DATA RECORDS:
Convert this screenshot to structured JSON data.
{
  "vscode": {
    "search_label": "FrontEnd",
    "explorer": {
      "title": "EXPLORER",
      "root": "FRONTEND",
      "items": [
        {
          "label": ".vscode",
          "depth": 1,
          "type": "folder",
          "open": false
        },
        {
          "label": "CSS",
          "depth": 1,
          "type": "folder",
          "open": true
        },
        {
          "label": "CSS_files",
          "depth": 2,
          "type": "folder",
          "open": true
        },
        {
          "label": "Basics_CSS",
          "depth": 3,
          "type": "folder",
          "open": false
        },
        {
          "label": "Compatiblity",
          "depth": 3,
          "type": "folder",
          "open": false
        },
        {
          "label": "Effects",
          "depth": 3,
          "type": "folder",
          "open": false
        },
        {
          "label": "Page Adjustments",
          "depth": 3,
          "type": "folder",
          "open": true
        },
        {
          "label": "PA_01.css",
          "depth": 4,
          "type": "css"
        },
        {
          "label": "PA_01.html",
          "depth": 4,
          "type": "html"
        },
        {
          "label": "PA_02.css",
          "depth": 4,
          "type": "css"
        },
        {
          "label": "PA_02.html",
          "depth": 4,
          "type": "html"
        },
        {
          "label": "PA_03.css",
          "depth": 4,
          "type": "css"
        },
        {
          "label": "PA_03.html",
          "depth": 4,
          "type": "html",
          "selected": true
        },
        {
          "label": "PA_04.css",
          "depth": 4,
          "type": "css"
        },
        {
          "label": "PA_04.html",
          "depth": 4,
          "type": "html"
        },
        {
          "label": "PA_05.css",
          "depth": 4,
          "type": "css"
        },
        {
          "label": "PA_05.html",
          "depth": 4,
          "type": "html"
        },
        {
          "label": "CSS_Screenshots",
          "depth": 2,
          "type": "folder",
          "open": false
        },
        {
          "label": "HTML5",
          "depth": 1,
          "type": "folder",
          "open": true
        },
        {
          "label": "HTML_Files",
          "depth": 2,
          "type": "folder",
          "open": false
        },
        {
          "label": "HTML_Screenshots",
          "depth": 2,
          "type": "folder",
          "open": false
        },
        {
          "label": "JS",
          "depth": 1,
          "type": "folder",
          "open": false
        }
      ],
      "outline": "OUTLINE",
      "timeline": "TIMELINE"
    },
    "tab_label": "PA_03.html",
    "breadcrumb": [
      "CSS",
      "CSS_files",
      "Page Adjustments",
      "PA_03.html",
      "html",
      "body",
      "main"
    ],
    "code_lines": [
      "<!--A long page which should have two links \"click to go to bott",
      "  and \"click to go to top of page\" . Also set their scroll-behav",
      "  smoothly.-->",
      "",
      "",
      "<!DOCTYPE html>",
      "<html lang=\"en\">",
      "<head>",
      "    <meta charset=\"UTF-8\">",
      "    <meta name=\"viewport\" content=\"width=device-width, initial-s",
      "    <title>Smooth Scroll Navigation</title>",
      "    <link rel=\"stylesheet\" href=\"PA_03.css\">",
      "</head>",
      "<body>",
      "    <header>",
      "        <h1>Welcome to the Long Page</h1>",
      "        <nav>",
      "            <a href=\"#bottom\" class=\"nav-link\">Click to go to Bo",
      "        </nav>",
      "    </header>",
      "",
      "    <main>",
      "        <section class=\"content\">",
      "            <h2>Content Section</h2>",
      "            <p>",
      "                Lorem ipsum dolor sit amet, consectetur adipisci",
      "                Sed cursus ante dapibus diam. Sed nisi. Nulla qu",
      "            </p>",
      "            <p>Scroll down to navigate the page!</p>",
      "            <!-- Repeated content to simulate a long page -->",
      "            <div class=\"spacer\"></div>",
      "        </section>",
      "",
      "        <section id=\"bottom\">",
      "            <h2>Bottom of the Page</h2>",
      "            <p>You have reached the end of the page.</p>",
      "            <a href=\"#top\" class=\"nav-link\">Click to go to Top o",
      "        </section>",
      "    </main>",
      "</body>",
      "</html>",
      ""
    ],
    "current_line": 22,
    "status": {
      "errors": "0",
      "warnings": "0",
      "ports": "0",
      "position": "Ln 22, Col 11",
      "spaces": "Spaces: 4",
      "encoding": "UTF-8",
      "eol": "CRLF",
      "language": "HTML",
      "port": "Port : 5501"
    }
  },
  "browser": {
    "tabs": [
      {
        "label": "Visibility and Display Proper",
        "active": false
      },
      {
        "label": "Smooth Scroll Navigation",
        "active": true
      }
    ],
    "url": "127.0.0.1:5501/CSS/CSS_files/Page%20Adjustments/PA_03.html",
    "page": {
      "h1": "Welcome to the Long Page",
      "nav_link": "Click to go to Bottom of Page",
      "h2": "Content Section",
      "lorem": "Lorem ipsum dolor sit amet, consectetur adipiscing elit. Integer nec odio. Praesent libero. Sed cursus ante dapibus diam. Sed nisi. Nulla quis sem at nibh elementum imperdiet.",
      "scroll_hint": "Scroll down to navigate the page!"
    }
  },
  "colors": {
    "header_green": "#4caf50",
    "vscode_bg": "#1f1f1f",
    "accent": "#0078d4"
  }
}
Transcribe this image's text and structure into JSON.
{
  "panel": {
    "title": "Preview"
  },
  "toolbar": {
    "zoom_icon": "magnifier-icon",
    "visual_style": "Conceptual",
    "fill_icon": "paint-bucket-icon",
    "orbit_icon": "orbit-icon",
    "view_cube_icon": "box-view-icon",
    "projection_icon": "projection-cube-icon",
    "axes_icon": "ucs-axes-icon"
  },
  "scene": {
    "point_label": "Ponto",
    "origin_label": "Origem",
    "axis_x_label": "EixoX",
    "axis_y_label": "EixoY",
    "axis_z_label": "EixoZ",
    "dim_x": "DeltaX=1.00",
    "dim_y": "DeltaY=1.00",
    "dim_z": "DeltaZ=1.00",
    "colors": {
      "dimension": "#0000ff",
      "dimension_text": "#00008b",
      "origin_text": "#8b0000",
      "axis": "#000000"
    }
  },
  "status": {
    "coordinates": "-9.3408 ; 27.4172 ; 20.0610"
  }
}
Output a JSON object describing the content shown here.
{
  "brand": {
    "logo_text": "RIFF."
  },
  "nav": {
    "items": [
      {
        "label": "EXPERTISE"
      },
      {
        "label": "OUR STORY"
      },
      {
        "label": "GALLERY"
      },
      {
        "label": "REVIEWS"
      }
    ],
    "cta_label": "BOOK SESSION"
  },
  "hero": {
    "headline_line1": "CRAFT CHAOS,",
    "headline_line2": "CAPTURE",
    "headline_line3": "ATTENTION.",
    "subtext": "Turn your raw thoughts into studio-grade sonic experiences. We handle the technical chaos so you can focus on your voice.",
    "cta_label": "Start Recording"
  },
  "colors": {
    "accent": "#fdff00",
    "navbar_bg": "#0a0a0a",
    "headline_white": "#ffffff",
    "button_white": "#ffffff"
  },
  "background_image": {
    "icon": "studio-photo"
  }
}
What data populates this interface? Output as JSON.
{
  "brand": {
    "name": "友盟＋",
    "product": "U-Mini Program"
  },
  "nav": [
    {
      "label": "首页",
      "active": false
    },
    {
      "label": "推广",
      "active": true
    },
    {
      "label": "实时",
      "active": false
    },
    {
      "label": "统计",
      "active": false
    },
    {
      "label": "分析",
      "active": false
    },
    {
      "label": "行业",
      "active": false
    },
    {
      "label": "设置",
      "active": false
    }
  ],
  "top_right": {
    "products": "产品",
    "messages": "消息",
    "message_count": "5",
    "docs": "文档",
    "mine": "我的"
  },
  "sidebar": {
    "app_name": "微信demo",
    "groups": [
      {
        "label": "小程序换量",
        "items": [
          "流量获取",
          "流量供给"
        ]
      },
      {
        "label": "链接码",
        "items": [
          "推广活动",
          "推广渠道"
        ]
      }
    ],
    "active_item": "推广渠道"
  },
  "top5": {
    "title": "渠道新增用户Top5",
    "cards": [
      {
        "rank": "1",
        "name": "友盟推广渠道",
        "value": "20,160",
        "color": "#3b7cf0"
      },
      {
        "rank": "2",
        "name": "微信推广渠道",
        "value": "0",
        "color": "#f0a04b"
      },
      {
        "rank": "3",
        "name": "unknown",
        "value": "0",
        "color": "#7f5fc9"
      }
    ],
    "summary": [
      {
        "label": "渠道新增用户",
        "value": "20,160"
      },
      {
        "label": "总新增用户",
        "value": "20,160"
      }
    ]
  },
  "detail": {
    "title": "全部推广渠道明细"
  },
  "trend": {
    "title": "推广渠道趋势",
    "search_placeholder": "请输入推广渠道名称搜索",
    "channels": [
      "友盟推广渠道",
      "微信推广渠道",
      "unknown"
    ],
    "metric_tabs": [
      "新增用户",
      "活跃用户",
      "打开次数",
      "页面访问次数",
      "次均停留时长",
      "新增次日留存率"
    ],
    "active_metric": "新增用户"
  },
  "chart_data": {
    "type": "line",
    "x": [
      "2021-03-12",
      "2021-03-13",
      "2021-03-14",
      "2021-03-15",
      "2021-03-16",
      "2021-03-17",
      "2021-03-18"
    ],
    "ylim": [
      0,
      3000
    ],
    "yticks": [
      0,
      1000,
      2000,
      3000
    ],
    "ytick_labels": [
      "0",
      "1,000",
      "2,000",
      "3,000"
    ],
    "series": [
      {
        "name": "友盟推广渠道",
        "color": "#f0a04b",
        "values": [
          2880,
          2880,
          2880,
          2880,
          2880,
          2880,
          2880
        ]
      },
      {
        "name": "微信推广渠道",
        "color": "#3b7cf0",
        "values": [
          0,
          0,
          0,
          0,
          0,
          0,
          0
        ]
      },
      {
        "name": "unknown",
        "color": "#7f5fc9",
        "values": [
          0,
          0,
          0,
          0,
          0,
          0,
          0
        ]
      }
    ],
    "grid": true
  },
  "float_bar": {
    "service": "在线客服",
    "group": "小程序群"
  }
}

TO BE DONE: Read the entries and select each line where the word "consectetur" is found.

TASK ANSWER:
      "                Lorem ipsum dolor sit amet, consectetur adipisci",
      "lorem": "Lorem ipsum dolor sit amet, consectetur adipiscing elit. Integer nec odio. Praesent libero. Sed cursus ante dapibus diam. Sed nisi. Nulla quis sem at nibh elementum imperdiet.",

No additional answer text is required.